- _Stated problem_
Will you give the material below again, every line exactly as it is?

- _Given records_
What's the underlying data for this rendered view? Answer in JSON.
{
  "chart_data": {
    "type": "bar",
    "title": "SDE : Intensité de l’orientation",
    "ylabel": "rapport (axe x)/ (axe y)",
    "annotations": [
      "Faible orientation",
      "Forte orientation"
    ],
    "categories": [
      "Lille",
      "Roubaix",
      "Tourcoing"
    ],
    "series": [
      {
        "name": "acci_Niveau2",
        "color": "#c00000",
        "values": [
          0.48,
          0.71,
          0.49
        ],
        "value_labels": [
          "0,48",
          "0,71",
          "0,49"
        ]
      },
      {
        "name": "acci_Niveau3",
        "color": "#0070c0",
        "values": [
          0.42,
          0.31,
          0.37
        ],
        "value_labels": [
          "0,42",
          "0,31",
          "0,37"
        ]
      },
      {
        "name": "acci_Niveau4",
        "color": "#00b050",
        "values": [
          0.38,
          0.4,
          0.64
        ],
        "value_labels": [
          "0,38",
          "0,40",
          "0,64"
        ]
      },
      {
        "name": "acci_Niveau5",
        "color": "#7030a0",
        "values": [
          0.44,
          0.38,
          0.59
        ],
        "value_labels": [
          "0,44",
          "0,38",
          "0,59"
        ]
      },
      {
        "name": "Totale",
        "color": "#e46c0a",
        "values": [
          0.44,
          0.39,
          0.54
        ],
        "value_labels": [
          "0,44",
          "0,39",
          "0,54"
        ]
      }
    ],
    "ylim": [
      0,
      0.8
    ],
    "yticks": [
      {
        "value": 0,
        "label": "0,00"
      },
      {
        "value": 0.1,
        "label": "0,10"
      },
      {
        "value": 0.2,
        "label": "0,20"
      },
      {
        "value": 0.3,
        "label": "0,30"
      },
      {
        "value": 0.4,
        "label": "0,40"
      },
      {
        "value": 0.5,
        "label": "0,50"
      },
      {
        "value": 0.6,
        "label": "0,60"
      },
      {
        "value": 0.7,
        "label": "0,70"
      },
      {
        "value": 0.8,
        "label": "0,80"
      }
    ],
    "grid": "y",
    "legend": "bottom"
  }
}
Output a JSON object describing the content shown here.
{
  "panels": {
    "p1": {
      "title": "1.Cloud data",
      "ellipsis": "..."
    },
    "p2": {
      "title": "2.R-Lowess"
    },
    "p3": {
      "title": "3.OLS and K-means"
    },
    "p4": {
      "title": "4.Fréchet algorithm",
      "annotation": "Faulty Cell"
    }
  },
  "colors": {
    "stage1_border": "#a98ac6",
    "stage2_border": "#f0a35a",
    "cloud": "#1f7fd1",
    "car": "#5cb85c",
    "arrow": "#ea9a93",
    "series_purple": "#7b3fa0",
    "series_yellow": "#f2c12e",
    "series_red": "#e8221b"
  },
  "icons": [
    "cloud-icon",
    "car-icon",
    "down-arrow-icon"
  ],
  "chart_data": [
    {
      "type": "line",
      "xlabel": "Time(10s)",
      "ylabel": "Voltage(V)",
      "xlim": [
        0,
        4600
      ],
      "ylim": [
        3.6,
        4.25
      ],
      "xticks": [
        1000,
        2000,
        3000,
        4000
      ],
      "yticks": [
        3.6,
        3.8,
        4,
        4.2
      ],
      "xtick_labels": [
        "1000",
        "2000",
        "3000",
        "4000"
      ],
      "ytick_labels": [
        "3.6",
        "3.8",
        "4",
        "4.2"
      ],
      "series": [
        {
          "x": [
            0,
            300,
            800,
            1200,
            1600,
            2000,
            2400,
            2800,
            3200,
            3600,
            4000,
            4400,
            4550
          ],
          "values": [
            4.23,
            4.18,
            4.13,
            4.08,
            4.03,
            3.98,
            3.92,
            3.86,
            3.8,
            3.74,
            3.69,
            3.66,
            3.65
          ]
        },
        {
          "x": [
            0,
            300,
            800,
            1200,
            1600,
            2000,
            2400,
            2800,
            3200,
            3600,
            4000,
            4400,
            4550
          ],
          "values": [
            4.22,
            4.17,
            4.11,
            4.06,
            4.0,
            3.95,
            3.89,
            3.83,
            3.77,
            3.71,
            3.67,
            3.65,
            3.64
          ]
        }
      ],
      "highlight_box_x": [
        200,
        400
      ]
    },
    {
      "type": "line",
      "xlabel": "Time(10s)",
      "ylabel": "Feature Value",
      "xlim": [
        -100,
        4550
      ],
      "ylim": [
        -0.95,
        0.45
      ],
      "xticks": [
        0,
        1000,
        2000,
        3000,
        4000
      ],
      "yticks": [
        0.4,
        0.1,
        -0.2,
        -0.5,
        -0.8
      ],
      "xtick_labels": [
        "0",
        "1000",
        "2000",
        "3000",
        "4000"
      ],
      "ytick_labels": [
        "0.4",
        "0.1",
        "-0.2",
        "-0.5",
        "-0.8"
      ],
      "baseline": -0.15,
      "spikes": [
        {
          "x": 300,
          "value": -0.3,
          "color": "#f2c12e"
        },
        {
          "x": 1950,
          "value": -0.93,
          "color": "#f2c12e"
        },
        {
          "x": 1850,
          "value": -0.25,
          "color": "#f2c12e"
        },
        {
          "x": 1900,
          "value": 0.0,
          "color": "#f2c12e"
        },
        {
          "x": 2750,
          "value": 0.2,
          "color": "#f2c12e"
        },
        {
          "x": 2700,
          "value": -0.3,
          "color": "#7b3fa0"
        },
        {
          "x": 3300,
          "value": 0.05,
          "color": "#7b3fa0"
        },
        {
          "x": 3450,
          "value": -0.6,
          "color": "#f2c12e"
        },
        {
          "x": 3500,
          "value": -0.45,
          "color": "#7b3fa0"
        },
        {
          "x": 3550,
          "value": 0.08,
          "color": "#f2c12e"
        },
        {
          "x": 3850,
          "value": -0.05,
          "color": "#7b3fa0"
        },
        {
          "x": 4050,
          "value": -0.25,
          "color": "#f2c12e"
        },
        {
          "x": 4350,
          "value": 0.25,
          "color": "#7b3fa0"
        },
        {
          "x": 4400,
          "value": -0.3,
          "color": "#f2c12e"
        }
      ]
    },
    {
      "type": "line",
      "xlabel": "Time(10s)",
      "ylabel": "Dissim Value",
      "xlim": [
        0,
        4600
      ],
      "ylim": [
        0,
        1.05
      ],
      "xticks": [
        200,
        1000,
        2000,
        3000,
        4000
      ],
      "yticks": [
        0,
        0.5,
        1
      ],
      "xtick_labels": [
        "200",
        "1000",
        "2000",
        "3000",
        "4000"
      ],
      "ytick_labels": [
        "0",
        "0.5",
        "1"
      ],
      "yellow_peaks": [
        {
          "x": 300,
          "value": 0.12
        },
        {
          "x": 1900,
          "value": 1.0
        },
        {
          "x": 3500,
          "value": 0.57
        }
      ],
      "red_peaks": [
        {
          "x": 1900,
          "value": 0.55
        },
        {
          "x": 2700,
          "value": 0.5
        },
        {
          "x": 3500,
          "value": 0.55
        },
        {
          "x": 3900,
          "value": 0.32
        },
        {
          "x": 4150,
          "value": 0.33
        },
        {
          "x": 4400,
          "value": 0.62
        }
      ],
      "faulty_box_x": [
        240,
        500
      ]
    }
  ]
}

- _Result for this exercise_
What's the underlying data for this rendered view? Answer in JSON.
{
  "chart_data": {
    "type": "bar",
    "title": "SDE : Intensité de l’orientation",
    "ylabel": "rapport (axe x)/ (axe y)",
    "annotations": [
      "Faible orientation",
      "Forte orientation"
    ],
    "categories": [
      "Lille",
      "Roubaix",
      "Tourcoing"
    ],
    "series": [
      {
        "name": "acci_Niveau2",
        "color": "#c00000",
        "values": [
          0.48,
          0.71,
          0.49
        ],
        "value_labels": [
          "0,48",
          "0,71",
          "0,49"
        ]
      },
      {
        "name": "acci_Niveau3",
        "color": "#0070c0",
        "values": [
          0.42,
          0.31,
          0.37
        ],
        "value_labels": [
          "0,42",
          "0,31",
          "0,37"
        ]
      },
      {
        "name": "acci_Niveau4",
        "color": "#00b050",
        "values": [
          0.38,
          0.4,
          0.64
        ],
        "value_labels": [
          "0,38",
          "0,40",
          "0,64"
        ]
      },
      {
        "name": "acci_Niveau5",
        "color": "#7030a0",
        "values": [
          0.44,
          0.38,
          0.59
        ],
        "value_labels": [
          "0,44",
          "0,38",
          "0,59"
        ]
      },
      {
        "name": "Totale",
        "color": "#e46c0a",
        "values": [
          0.44,
          0.39,
          0.54
        ],
        "value_labels": [
          "0,44",
          "0,39",
          "0,54"
        ]
      }
    ],
    "ylim": [
      0,
      0.8
    ],
    "yticks": [
      {
        "value": 0,
        "label": "0,00"
      },
      {
        "value": 0.1,
        "label": "0,10"
      },
      {
        "value": 0.2,
        "label": "0,20"
      },
      {
        "value": 0.3,
        "label": "0,30"
      },
      {
        "value": 0.4,
        "label": "0,40"
      },
      {
        "value": 0.5,
        "label": "0,50"
      },
      {
        "value": 0.6,
        "label": "0,60"
      },
      {
        "value": 0.7,
        "label": "0,70"
      },
      {
        "value": 0.8,
        "label": "0,80"
      }
    ],
    "grid": "y",
    "legend": "bottom"
  }
}
Output a JSON object describing the content shown here.
{
  "panels": {
    "p1": {
      "title": "1.Cloud data",
      "ellipsis": "..."
    },
    "p2": {
      "title": "2.R-Lowess"
    },
    "p3": {
      "title": "3.OLS and K-means"
    },
    "p4": {
      "title": "4.Fréchet algorithm",
      "annotation": "Faulty Cell"
    }
  },
  "colors": {
    "stage1_border": "#a98ac6",
    "stage2_border": "#f0a35a",
    "cloud": "#1f7fd1",
    "car": "#5cb85c",
    "arrow": "#ea9a93",
    "series_purple": "#7b3fa0",
    "series_yellow": "#f2c12e",
    "series_red": "#e8221b"
  },
  "icons": [
    "cloud-icon",
    "car-icon",
    "down-arrow-icon"
  ],
  "chart_data": [
    {
      "type": "line",
      "xlabel": "Time(10s)",
      "ylabel": "Voltage(V)",
      "xlim": [
        0,
        4600
      ],
      "ylim": [
        3.6,
        4.25
      ],
      "xticks": [
        1000,
        2000,
        3000,
        4000
      ],
      "yticks": [
        3.6,
        3.8,
        4,
        4.2
      ],
      "xtick_labels": [
        "1000",
        "2000",
        "3000",
        "4000"
      ],
      "ytick_labels": [
        "3.6",
        "3.8",
        "4",
        "4.2"
      ],
      "series": [
        {
          "x": [
            0,
            300,
            800,
            1200,
            1600,
            2000,
            2400,
            2800,
            3200,
            3600,
            4000,
            4400,
            4550
          ],
          "values": [
            4.23,
            4.18,
            4.13,
            4.08,
            4.03,
            3.98,
            3.92,
            3.86,
            3.8,
            3.74,
            3.69,
            3.66,
            3.65
          ]
        },
        {
          "x": [
            0,
            300,
            800,
            1200,
            1600,
            2000,
            2400,
            2800,
            3200,
            3600,
            4000,
            4400,
            4550
          ],
          "values": [
            4.22,
            4.17,
            4.11,
            4.06,
            4.0,
            3.95,
            3.89,
            3.83,
            3.77,
            3.71,
            3.67,
            3.65,
            3.64
          ]
        }
      ],
      "highlight_box_x": [
        200,
        400
      ]
    },
    {
      "type": "line",
      "xlabel": "Time(10s)",
      "ylabel": "Feature Value",
      "xlim": [
        -100,
        4550
      ],
      "ylim": [
        -0.95,
        0.45
      ],
      "xticks": [
        0,
        1000,
        2000,
        3000,
        4000
      ],
      "yticks": [
        0.4,
        0.1,
        -0.2,
        -0.5,
        -0.8
      ],
      "xtick_labels": [
        "0",
        "1000",
        "2000",
        "3000",
        "4000"
      ],
      "ytick_labels": [
        "0.4",
        "0.1",
        "-0.2",
        "-0.5",
        "-0.8"
      ],
      "baseline": -0.15,
      "spikes": [
        {
          "x": 300,
          "value": -0.3,
          "color": "#f2c12e"
        },
        {
          "x": 1950,
          "value": -0.93,
          "color": "#f2c12e"
        },
        {
          "x": 1850,
          "value": -0.25,
          "color": "#f2c12e"
        },
        {
          "x": 1900,
          "value": 0.0,
          "color": "#f2c12e"
        },
        {
          "x": 2750,
          "value": 0.2,
          "color": "#f2c12e"
        },
        {
          "x": 2700,
          "value": -0.3,
          "color": "#7b3fa0"
        },
        {
          "x": 3300,
          "value": 0.05,
          "color": "#7b3fa0"
        },
        {
          "x": 3450,
          "value": -0.6,
          "color": "#f2c12e"
        },
        {
          "x": 3500,
          "value": -0.45,
          "color": "#7b3fa0"
        },
        {
          "x": 3550,
          "value": 0.08,
          "color": "#f2c12e"
        },
        {
          "x": 3850,
          "value": -0.05,
          "color": "#7b3fa0"
        },
        {
          "x": 4050,
          "value": -0.25,
          "color": "#f2c12e"
        },
        {
          "x": 4350,
          "value": 0.25,
          "color": "#7b3fa0"
        },
        {
          "x": 4400,
          "value": -0.3,
          "color": "#f2c12e"
        }
      ]
    },
    {
      "type": "line",
      "xlabel": "Time(10s)",
      "ylabel": "Dissim Value",
      "xlim": [
        0,
        4600
      ],
      "ylim": [
        0,
        1.05
      ],
      "xticks": [
        200,
        1000,
        2000,
        3000,
        4000
      ],
      "yticks": [
        0,
        0.5,
        1
      ],
      "xtick_labels": [
        "200",
        "1000",
        "2000",
        "3000",
        "4000"
      ],
      "ytick_labels": [
        "0",
        "0.5",
        "1"
      ],
      "yellow_peaks": [
        {
          "x": 300,
          "value": 0.12
        },
        {
          "x": 1900,
          "value": 1.0
        },
        {
          "x": 3500,
          "value": 0.57
        }
      ],
      "red_peaks": [
        {
          "x": 1900,
          "value": 0.55
        },
        {
          "x": 2700,
          "value": 0.5
        },
        {
          "x": 3500,
          "value": 0.55
        },
        {
          "x": 3900,
          "value": 0.32
        },
        {
          "x": 4150,
          "value": 0.33
        },
        {
          "x": 4400,
          "value": 0.62
        }
      ],
      "faulty_box_x": [
        240,
        500
      ]
    }
  ]
}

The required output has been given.